- **EXERCISE PROMPT**: Omit all images, then return the remaining material exactly as it stands.
#### DATA ####
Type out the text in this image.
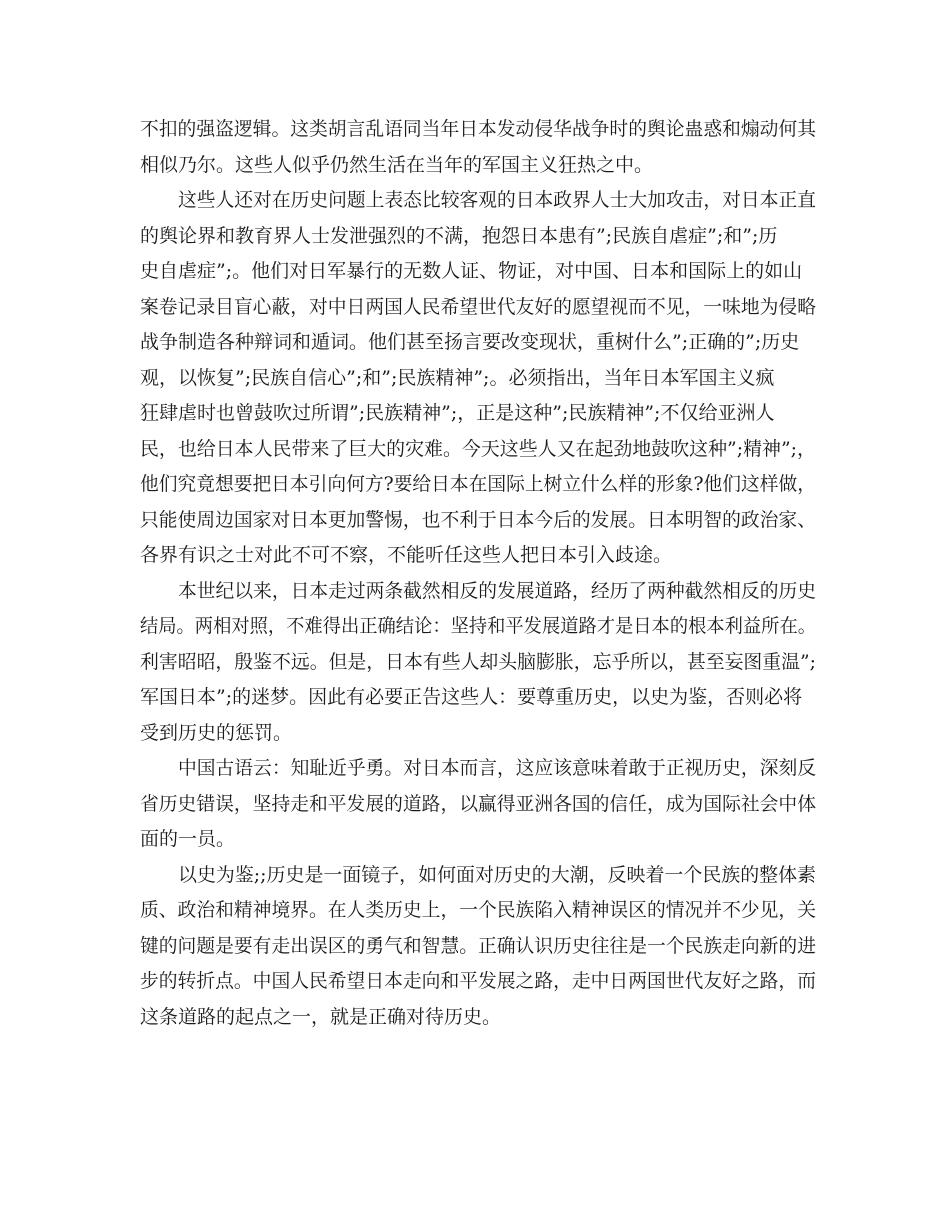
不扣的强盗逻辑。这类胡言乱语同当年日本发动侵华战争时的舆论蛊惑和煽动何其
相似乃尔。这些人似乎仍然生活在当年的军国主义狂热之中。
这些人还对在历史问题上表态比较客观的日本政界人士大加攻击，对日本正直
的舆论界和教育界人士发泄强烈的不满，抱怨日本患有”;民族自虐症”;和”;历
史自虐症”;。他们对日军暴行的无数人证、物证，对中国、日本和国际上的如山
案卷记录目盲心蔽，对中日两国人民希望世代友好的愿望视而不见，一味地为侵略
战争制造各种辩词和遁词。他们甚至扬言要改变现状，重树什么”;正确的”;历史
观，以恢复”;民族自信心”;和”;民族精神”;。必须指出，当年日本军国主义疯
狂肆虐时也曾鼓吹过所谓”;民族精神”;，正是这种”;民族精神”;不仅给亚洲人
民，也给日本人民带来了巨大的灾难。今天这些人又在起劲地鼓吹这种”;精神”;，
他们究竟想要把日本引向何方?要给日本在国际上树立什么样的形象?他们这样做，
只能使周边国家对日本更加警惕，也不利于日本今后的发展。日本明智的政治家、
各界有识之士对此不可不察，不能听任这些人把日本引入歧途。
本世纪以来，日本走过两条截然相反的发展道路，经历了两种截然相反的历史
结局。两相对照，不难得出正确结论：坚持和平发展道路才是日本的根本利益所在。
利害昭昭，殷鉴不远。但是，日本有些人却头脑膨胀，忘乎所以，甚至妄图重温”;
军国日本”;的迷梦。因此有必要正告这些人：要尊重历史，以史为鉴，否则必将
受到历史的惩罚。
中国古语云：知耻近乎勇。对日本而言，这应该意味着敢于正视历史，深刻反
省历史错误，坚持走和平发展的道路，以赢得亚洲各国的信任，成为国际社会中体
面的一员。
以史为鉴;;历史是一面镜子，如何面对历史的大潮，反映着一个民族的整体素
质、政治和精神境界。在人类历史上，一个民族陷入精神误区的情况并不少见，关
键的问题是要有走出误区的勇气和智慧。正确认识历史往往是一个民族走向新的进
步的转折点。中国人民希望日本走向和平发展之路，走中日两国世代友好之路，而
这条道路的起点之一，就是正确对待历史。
####
- **ANSWER BELOW**:
Type out the text in this image.
不扣的强盗逻辑。这类胡言乱语同当年日本发动侵华战争时的舆论蛊惑和煽动何其
相似乃尔。这些人似乎仍然生活在当年的军国主义狂热之中。
这些人还对在历史问题上表态比较客观的日本政界人士大加攻击，对日本正直
的舆论界和教育界人士发泄强烈的不满，抱怨日本患有”;民族自虐症”;和”;历
史自虐症”;。他们对日军暴行的无数人证、物证，对中国、日本和国际上的如山
案卷记录目盲心蔽，对中日两国人民希望世代友好的愿望视而不见，一味地为侵略
战争制造各种辩词和遁词。他们甚至扬言要改变现状，重树什么”;正确的”;历史
观，以恢复”;民族自信心”;和”;民族精神”;。必须指出，当年日本军国主义疯
狂肆虐时也曾鼓吹过所谓”;民族精神”;，正是这种”;民族精神”;不仅给亚洲人
民，也给日本人民带来了巨大的灾难。今天这些人又在起劲地鼓吹这种”;精神”;，
他们究竟想要把日本引向何方?要给日本在国际上树立什么样的形象?他们这样做，
只能使周边国家对日本更加警惕，也不利于日本今后的发展。日本明智的政治家、
各界有识之士对此不可不察，不能听任这些人把日本引入歧途。
本世纪以来，日本走过两条截然相反的发展道路，经历了两种截然相反的历史
结局。两相对照，不难得出正确结论：坚持和平发展道路才是日本的根本利益所在。
利害昭昭，殷鉴不远。但是，日本有些人却头脑膨胀，忘乎所以，甚至妄图重温”;
军国日本”;的迷梦。因此有必要正告这些人：要尊重历史，以史为鉴，否则必将
受到历史的惩罚。
中国古语云：知耻近乎勇。对日本而言，这应该意味着敢于正视历史，深刻反
省历史错误，坚持走和平发展的道路，以赢得亚洲各国的信任，成为国际社会中体
面的一员。
以史为鉴;;历史是一面镜子，如何面对历史的大潮，反映着一个民族的整体素
质、政治和精神境界。在人类历史上，一个民族陷入精神误区的情况并不少见，关
键的问题是要有走出误区的勇气和智慧。正确认识历史往往是一个民族走向新的进
步的转折点。中国人民希望日本走向和平发展之路，走中日两国世代友好之路，而
这条道路的起点之一，就是正确对待历史。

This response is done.